Copy out the listing that follows, exact in every word, and skip the images.

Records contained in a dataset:
◆ ◆ ◆
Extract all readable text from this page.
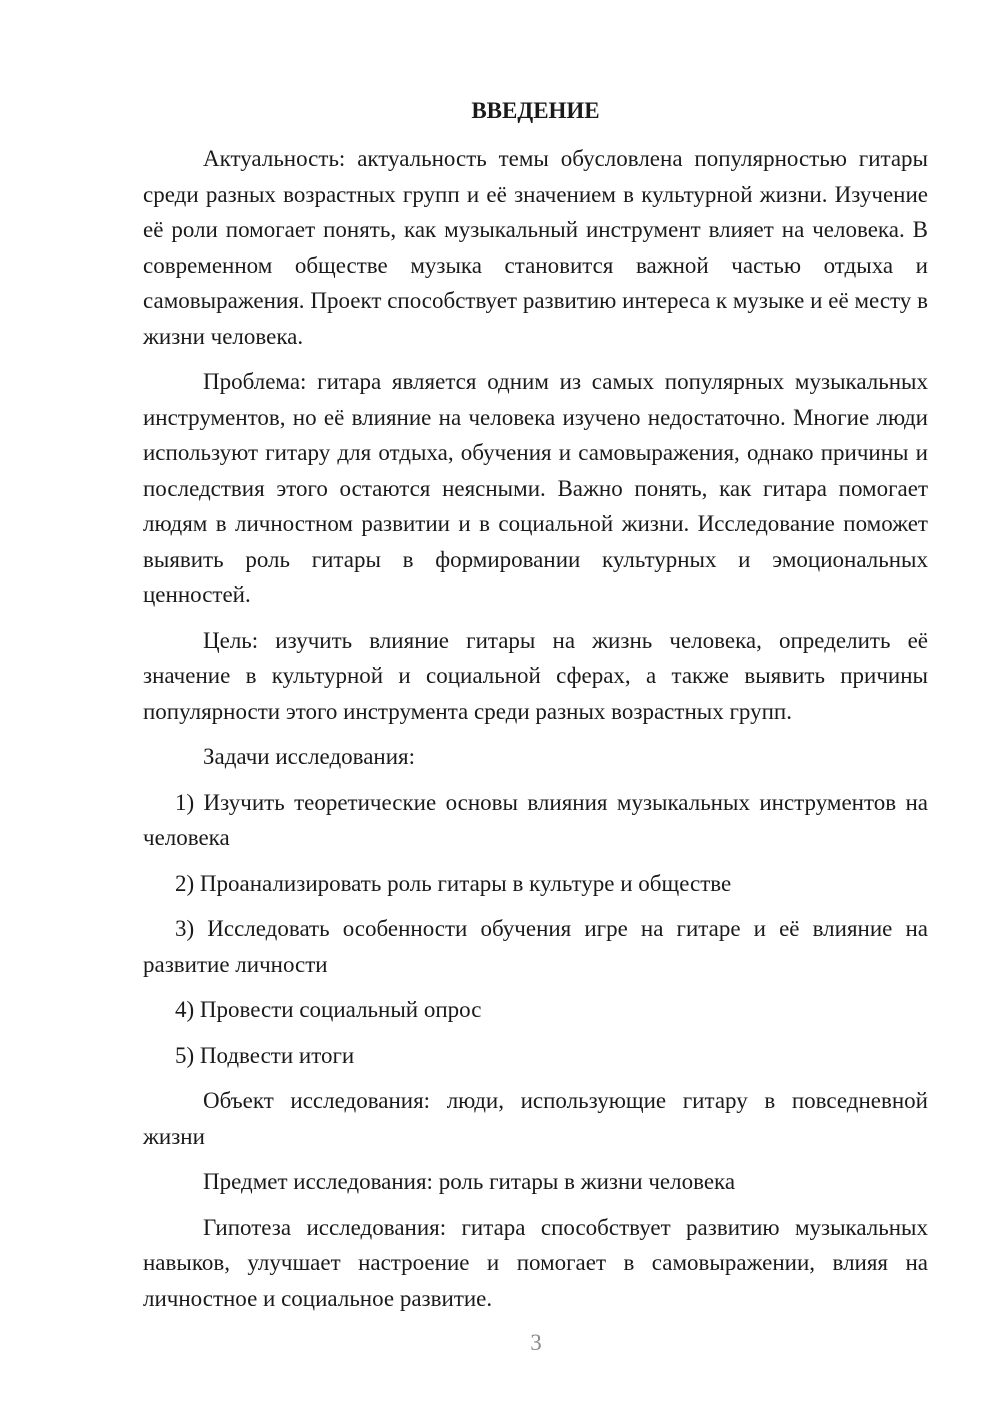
ВВЕДЕНИЕ

Актуальность: актуальность темы обусловлена популярностью гитары среди разных возрастных групп и её значением в культурной жизни. Изучение её роли помогает понять, как музыкальный инструмент влияет на человека. В современном обществе музыка становится важной частью отдыха и самовыражения. Проект способствует развитию интереса к музыке и её месту в жизни человека.

Проблема: гитара является одним из самых популярных музыкальных инструментов, но её влияние на человека изучено недостаточно. Многие люди используют гитару для отдыха, обучения и самовыражения, однако причины и последствия этого остаются неясными. Важно понять, как гитара помогает людям в личностном развитии и в социальной жизни. Исследование поможет выявить роль гитары в формировании культурных и эмоциональных ценностей.

Цель: изучить влияние гитары на жизнь человека, определить её значение в культурной и социальной сферах, а также выявить причины популярности этого инструмента среди разных возрастных групп.

Задачи исследования:

1) Изучить теоретические основы влияния музыкальных инструментов на человека

2) Проанализировать роль гитары в культуре и обществе

3) Исследовать особенности обучения игре на гитаре и её влияние на развитие личности

4) Провести социальный опрос

5) Подвести итоги

Объект исследования: люди, использующие гитару в повседневной жизни

Предмет исследования: роль гитары в жизни человека

Гипотеза исследования: гитара способствует развитию музыкальных навыков, улучшает настроение и помогает в самовыражении, влияя на личностное и социальное развитие.

3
◆ ◆ ◆
RESPONSE:
Extract all readable text from this page.
ВВЕДЕНИЕ

Актуальность: актуальность темы обусловлена популярностью гитары среди разных возрастных групп и её значением в культурной жизни. Изучение её роли помогает понять, как музыкальный инструмент влияет на человека. В современном обществе музыка становится важной частью отдыха и самовыражения. Проект способствует развитию интереса к музыке и её месту в жизни человека.

Проблема: гитара является одним из самых популярных музыкальных инструментов, но её влияние на человека изучено недостаточно. Многие люди используют гитару для отдыха, обучения и самовыражения, однако причины и последствия этого остаются неясными. Важно понять, как гитара помогает людям в личностном развитии и в социальной жизни. Исследование поможет выявить роль гитары в формировании культурных и эмоциональных ценностей.

Цель: изучить влияние гитары на жизнь человека, определить её значение в культурной и социальной сферах, а также выявить причины популярности этого инструмента среди разных возрастных групп.

Задачи исследования:

1) Изучить теоретические основы влияния музыкальных инструментов на человека

2) Проанализировать роль гитары в культуре и обществе

3) Исследовать особенности обучения игре на гитаре и её влияние на развитие личности

4) Провести социальный опрос

5) Подвести итоги

Объект исследования: люди, использующие гитару в повседневной жизни

Предмет исследования: роль гитары в жизни человека

Гипотеза исследования: гитара способствует развитию музыкальных навыков, улучшает настроение и помогает в самовыражении, влияя на личностное и социальное развитие.

3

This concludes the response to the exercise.